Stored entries

= = =

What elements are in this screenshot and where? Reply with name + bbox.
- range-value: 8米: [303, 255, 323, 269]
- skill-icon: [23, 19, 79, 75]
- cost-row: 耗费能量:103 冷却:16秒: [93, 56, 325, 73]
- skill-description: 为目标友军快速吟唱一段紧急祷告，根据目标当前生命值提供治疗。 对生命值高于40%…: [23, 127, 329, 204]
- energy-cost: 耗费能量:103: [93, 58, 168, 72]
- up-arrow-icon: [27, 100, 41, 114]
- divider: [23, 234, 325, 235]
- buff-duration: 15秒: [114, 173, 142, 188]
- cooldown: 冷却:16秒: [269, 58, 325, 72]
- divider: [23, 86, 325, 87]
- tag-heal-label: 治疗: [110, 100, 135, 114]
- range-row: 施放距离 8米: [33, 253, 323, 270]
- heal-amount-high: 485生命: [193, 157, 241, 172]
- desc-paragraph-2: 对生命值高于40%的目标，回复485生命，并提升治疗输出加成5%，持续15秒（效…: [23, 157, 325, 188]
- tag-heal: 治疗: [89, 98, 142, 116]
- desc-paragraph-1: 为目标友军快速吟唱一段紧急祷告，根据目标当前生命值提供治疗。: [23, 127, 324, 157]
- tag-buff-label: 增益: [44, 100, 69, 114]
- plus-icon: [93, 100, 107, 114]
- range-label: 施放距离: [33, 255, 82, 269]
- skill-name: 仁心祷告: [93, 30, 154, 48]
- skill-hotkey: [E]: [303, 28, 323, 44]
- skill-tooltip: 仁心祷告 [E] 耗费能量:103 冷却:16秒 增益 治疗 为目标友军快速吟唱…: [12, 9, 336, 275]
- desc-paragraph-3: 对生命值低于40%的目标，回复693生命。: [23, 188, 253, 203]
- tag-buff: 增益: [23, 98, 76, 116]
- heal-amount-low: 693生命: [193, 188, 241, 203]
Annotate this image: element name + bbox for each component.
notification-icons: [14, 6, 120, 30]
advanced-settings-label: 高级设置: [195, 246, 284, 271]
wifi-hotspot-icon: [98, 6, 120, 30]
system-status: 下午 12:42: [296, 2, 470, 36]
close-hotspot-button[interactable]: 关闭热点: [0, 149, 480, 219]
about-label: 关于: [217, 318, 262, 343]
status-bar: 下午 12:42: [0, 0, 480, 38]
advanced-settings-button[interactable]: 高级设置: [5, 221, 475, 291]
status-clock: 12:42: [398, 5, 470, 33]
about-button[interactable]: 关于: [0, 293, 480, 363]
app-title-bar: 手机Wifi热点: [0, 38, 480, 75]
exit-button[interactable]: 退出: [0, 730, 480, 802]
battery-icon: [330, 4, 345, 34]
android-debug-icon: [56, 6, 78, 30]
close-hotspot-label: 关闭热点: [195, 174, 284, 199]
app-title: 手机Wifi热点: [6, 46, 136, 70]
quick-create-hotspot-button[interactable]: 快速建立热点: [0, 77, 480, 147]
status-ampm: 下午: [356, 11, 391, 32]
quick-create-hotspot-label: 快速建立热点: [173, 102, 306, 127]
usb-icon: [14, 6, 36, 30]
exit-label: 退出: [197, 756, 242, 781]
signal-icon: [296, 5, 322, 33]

= = =

▶ The task:
Please copy out all of the material above, changing "divider" to "separator" everywhere it occurs and leaving everything else untouched.

▶ Answer to the task:
What elements are in this screenshot and where? Reply with name + bbox.
- range-value: 8米: [303, 255, 323, 269]
- skill-icon: [23, 19, 79, 75]
- cost-row: 耗费能量:103 冷却:16秒: [93, 56, 325, 73]
- skill-description: 为目标友军快速吟唱一段紧急祷告，根据目标当前生命值提供治疗。 对生命值高于40%…: [23, 127, 329, 204]
- energy-cost: 耗费能量:103: [93, 58, 168, 72]
- up-arrow-icon: [27, 100, 41, 114]
- separator: [23, 234, 325, 235]
- buff-duration: 15秒: [114, 173, 142, 188]
- cooldown: 冷却:16秒: [269, 58, 325, 72]
- separator: [23, 86, 325, 87]
- tag-heal-label: 治疗: [110, 100, 135, 114]
- range-row: 施放距离 8米: [33, 253, 323, 270]
- heal-amount-high: 485生命: [193, 157, 241, 172]
- desc-paragraph-2: 对生命值高于40%的目标，回复485生命，并提升治疗输出加成5%，持续15秒（效…: [23, 157, 325, 188]
- tag-heal: 治疗: [89, 98, 142, 116]
- desc-paragraph-1: 为目标友军快速吟唱一段紧急祷告，根据目标当前生命值提供治疗。: [23, 127, 324, 157]
- tag-buff-label: 增益: [44, 100, 69, 114]
- plus-icon: [93, 100, 107, 114]
- range-label: 施放距离: [33, 255, 82, 269]
- skill-name: 仁心祷告: [93, 30, 154, 48]
- skill-hotkey: [E]: [303, 28, 323, 44]
- skill-tooltip: 仁心祷告 [E] 耗费能量:103 冷却:16秒 增益 治疗 为目标友军快速吟唱…: [12, 9, 336, 275]
- desc-paragraph-3: 对生命值低于40%的目标，回复693生命。: [23, 188, 253, 203]
- tag-buff: 增益: [23, 98, 76, 116]
- heal-amount-low: 693生命: [193, 188, 241, 203]
Annotate this image: element name + bbox for each component.
notification-icons: [14, 6, 120, 30]
advanced-settings-label: 高级设置: [195, 246, 284, 271]
wifi-hotspot-icon: [98, 6, 120, 30]
system-status: 下午 12:42: [296, 2, 470, 36]
close-hotspot-button[interactable]: 关闭热点: [0, 149, 480, 219]
about-label: 关于: [217, 318, 262, 343]
status-bar: 下午 12:42: [0, 0, 480, 38]
advanced-settings-button[interactable]: 高级设置: [5, 221, 475, 291]
status-clock: 12:42: [398, 5, 470, 33]
about-button[interactable]: 关于: [0, 293, 480, 363]
app-title-bar: 手机Wifi热点: [0, 38, 480, 75]
exit-button[interactable]: 退出: [0, 730, 480, 802]
battery-icon: [330, 4, 345, 34]
android-debug-icon: [56, 6, 78, 30]
close-hotspot-label: 关闭热点: [195, 174, 284, 199]
app-title: 手机Wifi热点: [6, 46, 136, 70]
quick-create-hotspot-button[interactable]: 快速建立热点: [0, 77, 480, 147]
status-ampm: 下午: [356, 11, 391, 32]
quick-create-hotspot-label: 快速建立热点: [173, 102, 306, 127]
usb-icon: [14, 6, 36, 30]
exit-label: 退出: [197, 756, 242, 781]
signal-icon: [296, 5, 322, 33]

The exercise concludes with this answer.